### [What you have to do]
In the forum thread about Duke, how many of their fosters does BeauShel say they have adopted?

### [Passage]
# UPDATE: We've Made Our Decision About Duke!



## LauraBella (Feb 9, 2010)

Congrats!!!!!!


----------



## Oaklys Dad (Dec 28, 2005)

WooHoo! Well done. Love to hear failed foster stories. Duke will be giving you lots of extra love to pay you back.


----------



## mullietucksmom (Mar 22, 2009)

Yahoo...That made my day. Thank You One more saved.


----------



## BeauShel (May 20, 2007)

WOOO HOOO!!!!! As a person that has adopted two of their fosters I say you just know when the decision is right. And isnt that feeling so great to see them blossom into the dog they are meant to be.


----------



## CosbysMommy (Feb 20, 2010)

Ginger says 3 legged Goldens are the best!









Congrats!! :-D


----------



## Penny & Maggie's Mom (Oct 4, 2007)

YEA for you and Duke!!!!! Big congratulations to all.


----------



## mylissyk (Feb 25, 2007)

Congratulations! That is so wonderful, you can read how happy he is in his eyes.


----------



## CarolinaCasey (Jun 1, 2007)

Congratulations, Duke- welcome home!


----------



## mm03gn (Sep 24, 2008)

Woohoo!!! I'm so happy about your decision! I can't say I'm surprised though, I was just waiting for this thread  I knew that you and your family have just fallen head over heels for this special boy - and I have no doubt that he will live the happiest life imaginable right.where.he.is!!!!!


----------



## Bogey's Mom (Dec 23, 2008)

Hooray!!!!!!!!!! I hope Tuff Dog sees this too so he can also give three paws up! Congrats, Duke!

### [Supplied information]
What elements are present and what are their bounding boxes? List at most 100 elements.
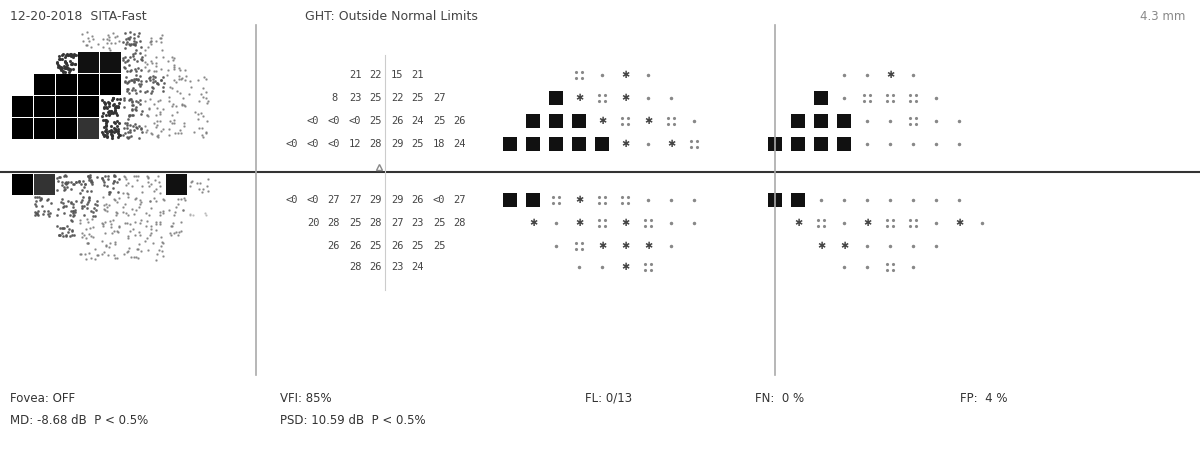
Bar (838, 114, 851, 128)
Bar (34, 118, 55, 139)
Text: ✱: ✱ (575, 195, 583, 205)
Text: 27: 27 (328, 195, 341, 205)
Text: <0: <0 (286, 195, 299, 205)
Bar (791, 193, 805, 207)
Text: GHT: Outside Normal Limits: GHT: Outside Normal Limits (305, 10, 478, 23)
Text: ✱: ✱ (598, 241, 606, 251)
Text: 29: 29 (391, 139, 403, 149)
Text: 25: 25 (412, 139, 425, 149)
Text: 25: 25 (370, 116, 383, 126)
Text: FL: 0/13: FL: 0/13 (586, 391, 632, 405)
Bar (78, 52, 98, 73)
Bar (100, 74, 121, 95)
Text: 26: 26 (370, 262, 383, 272)
Text: 24: 24 (412, 262, 425, 272)
Text: 25: 25 (433, 241, 445, 251)
Text: 18: 18 (433, 139, 445, 149)
Text: 22: 22 (391, 93, 403, 103)
Bar (78, 74, 98, 95)
Text: PSD: 10.59 dB  P < 0.5%: PSD: 10.59 dB P < 0.5% (280, 414, 426, 427)
Text: VFI: 85%: VFI: 85% (280, 391, 331, 405)
Text: ✱: ✱ (598, 116, 606, 126)
Bar (78, 118, 98, 139)
Text: 26: 26 (391, 116, 403, 126)
Bar (791, 137, 805, 151)
Text: 28: 28 (370, 218, 383, 228)
Text: 24: 24 (454, 139, 467, 149)
Text: ✱: ✱ (620, 218, 629, 228)
Text: 28: 28 (370, 139, 383, 149)
Text: 27: 27 (433, 93, 445, 103)
Text: ✱: ✱ (620, 241, 629, 251)
Bar (34, 74, 55, 95)
Text: <0: <0 (307, 116, 319, 126)
Text: 28: 28 (349, 262, 361, 272)
Text: 25: 25 (349, 218, 361, 228)
Text: 27: 27 (454, 195, 467, 205)
Text: 21: 21 (412, 70, 425, 80)
Text: ✱: ✱ (620, 139, 629, 149)
Text: <0: <0 (328, 139, 341, 149)
Bar (166, 174, 187, 195)
Bar (12, 118, 34, 139)
Bar (768, 137, 782, 151)
Text: 15: 15 (391, 70, 403, 80)
Text: 26: 26 (412, 195, 425, 205)
Bar (503, 193, 517, 207)
Bar (814, 137, 828, 151)
Text: ✱: ✱ (955, 218, 964, 228)
Text: 4.3 mm: 4.3 mm (1140, 10, 1186, 23)
Text: 25: 25 (433, 218, 445, 228)
Text: FP:  4 %: FP: 4 % (960, 391, 1008, 405)
Bar (814, 114, 828, 128)
Text: <0: <0 (328, 116, 341, 126)
Text: ✱: ✱ (620, 70, 629, 80)
Bar (526, 137, 540, 151)
Bar (550, 137, 563, 151)
Text: 29: 29 (370, 195, 383, 205)
Text: 29: 29 (391, 195, 403, 205)
Text: Fovea: OFF: Fovea: OFF (10, 391, 76, 405)
Text: 25: 25 (412, 241, 425, 251)
Bar (768, 193, 782, 207)
Text: 21: 21 (349, 70, 361, 80)
Bar (12, 174, 34, 195)
Text: 20: 20 (307, 218, 319, 228)
Text: 25: 25 (412, 93, 425, 103)
Text: 12: 12 (349, 139, 361, 149)
Text: 8: 8 (331, 93, 337, 103)
Text: ✱: ✱ (529, 218, 538, 228)
Text: <0: <0 (307, 195, 319, 205)
Text: ✱: ✱ (575, 93, 583, 103)
Text: 25: 25 (370, 241, 383, 251)
Bar (56, 96, 77, 117)
Text: <0: <0 (307, 139, 319, 149)
Text: ✱: ✱ (644, 241, 652, 251)
Bar (550, 91, 563, 105)
Text: 26: 26 (454, 116, 467, 126)
Text: 27: 27 (349, 195, 361, 205)
Bar (34, 96, 55, 117)
Bar (550, 114, 563, 128)
Bar (56, 74, 77, 95)
Bar (838, 137, 851, 151)
Bar (56, 118, 77, 139)
Text: 28: 28 (328, 218, 341, 228)
Text: ✱: ✱ (575, 218, 583, 228)
Bar (12, 96, 34, 117)
Text: 23: 23 (391, 262, 403, 272)
Bar (572, 114, 586, 128)
Text: 12-20-2018  SITA-Fast: 12-20-2018 SITA-Fast (10, 10, 146, 23)
Text: 23: 23 (349, 93, 361, 103)
Bar (78, 96, 98, 117)
Bar (791, 114, 805, 128)
Bar (572, 137, 586, 151)
Text: <0: <0 (433, 195, 445, 205)
Text: ✱: ✱ (667, 139, 676, 149)
Text: 26: 26 (328, 241, 341, 251)
Text: 24: 24 (412, 116, 425, 126)
Text: 22: 22 (370, 70, 383, 80)
Bar (503, 137, 517, 151)
Text: ✱: ✱ (620, 262, 629, 272)
Text: ✱: ✱ (620, 93, 629, 103)
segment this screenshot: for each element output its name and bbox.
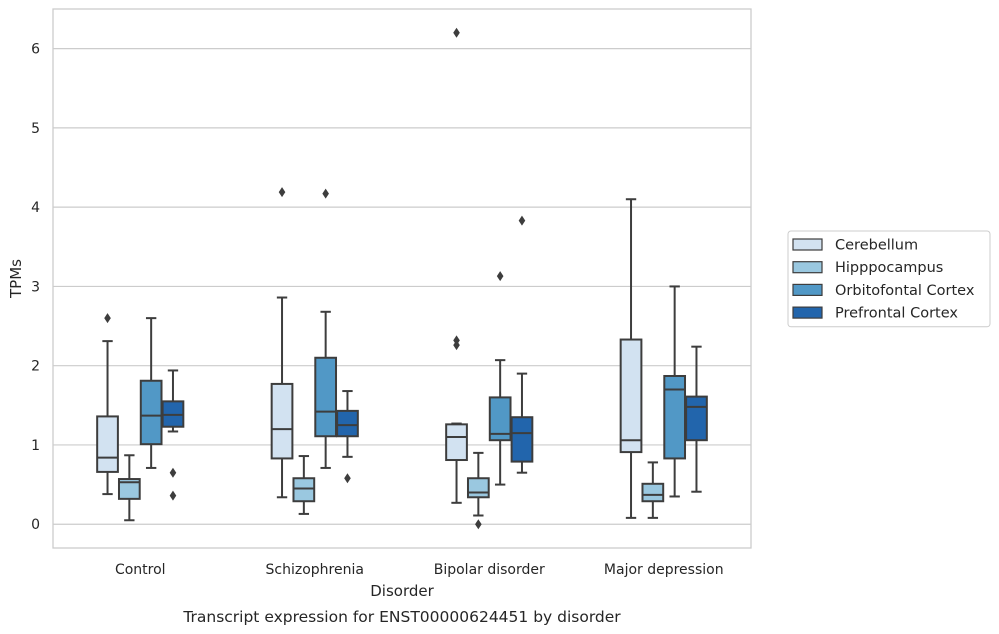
- x-tick-label: Schizophrenia: [266, 562, 364, 578]
- y-tick-label: 4: [31, 200, 40, 216]
- box-2-0: [445, 27, 468, 504]
- plot-area-frame: [52, 8, 752, 549]
- y-tick-label: 0: [31, 517, 40, 533]
- box-iqr: [96, 415, 119, 473]
- box-iqr: [314, 356, 338, 438]
- box-3-1: [641, 461, 665, 519]
- box-0-3: [161, 369, 185, 501]
- outlier-point: [475, 519, 482, 530]
- legend-frame: [787, 230, 991, 328]
- x-axis-label: Disorder: [370, 582, 434, 600]
- box-iqr: [466, 477, 490, 499]
- outlier-point: [322, 188, 329, 199]
- outlier-point: [278, 187, 286, 198]
- box-iqr: [270, 382, 294, 460]
- y-tick-label: 3: [31, 279, 40, 295]
- box-1-1: [292, 455, 316, 515]
- legend-label: Orbitofontal Cortex: [835, 283, 975, 299]
- box-0-2: [139, 317, 163, 469]
- box-iqr: [488, 396, 512, 442]
- legend-swatch: [792, 261, 823, 274]
- gridlines: [53, 48, 751, 525]
- outlier-point: [453, 335, 460, 346]
- legend-label: Hipppocampus: [835, 260, 943, 276]
- box-iqr: [619, 338, 643, 454]
- outlier-point: [518, 215, 526, 226]
- outlier-point: [169, 490, 177, 501]
- box-0-0: [96, 313, 119, 496]
- box-iqr: [445, 423, 468, 462]
- outlier-point: [344, 473, 351, 484]
- box-1-2: [314, 188, 338, 469]
- box-iqr: [685, 395, 708, 442]
- box-iqr: [663, 374, 687, 460]
- x-tick-labels: Control Schizophrenia Bipolar disorder Majo…: [115, 562, 724, 578]
- y-tick-labels: 0 1 2 3 4 5 6: [31, 42, 40, 534]
- legend-label: Prefrontal Cortex: [835, 306, 958, 322]
- box-2-2: [488, 271, 512, 486]
- outlier-point: [453, 27, 460, 38]
- box-iqr: [292, 477, 316, 503]
- box-iqr: [510, 416, 534, 463]
- box-1-3: [336, 390, 359, 484]
- x-tick-label: Major depression: [604, 562, 724, 578]
- y-tick-label: 1: [31, 438, 40, 454]
- box-3-3: [685, 345, 708, 493]
- box-iqr: [117, 478, 141, 500]
- y-tick-label: 2: [31, 359, 40, 375]
- box-2-1: [466, 451, 490, 530]
- boxes: [96, 27, 708, 530]
- x-tick-label: Bipolar disorder: [434, 562, 545, 578]
- legend-label: Cerebellum: [835, 238, 918, 254]
- legend-swatch: [792, 283, 823, 296]
- legend-swatch: [792, 238, 823, 251]
- y-tick-label: 6: [31, 42, 40, 58]
- outlier-point: [104, 313, 111, 324]
- x-tick-label: Control: [115, 562, 166, 578]
- box-iqr: [641, 482, 665, 503]
- box-iqr: [139, 379, 163, 446]
- legend: Cerebellum Hipppocampus Orbitofontal Corte…: [787, 230, 991, 328]
- box-0-1: [117, 454, 141, 522]
- box-1-0: [270, 187, 294, 499]
- box-3-2: [663, 285, 687, 498]
- y-axis-label: TPMs: [7, 259, 25, 299]
- chart-caption: Transcript expression for ENST0000062445…: [182, 608, 621, 626]
- legend-swatch: [792, 306, 823, 319]
- y-tick-label: 5: [31, 121, 40, 137]
- outlier-point: [169, 467, 177, 478]
- box-iqr: [336, 409, 359, 438]
- box-2-3: [510, 215, 534, 474]
- box-3-0: [619, 198, 643, 519]
- outlier-point: [496, 271, 504, 282]
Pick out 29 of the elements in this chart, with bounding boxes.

### [Finished answer]
Two.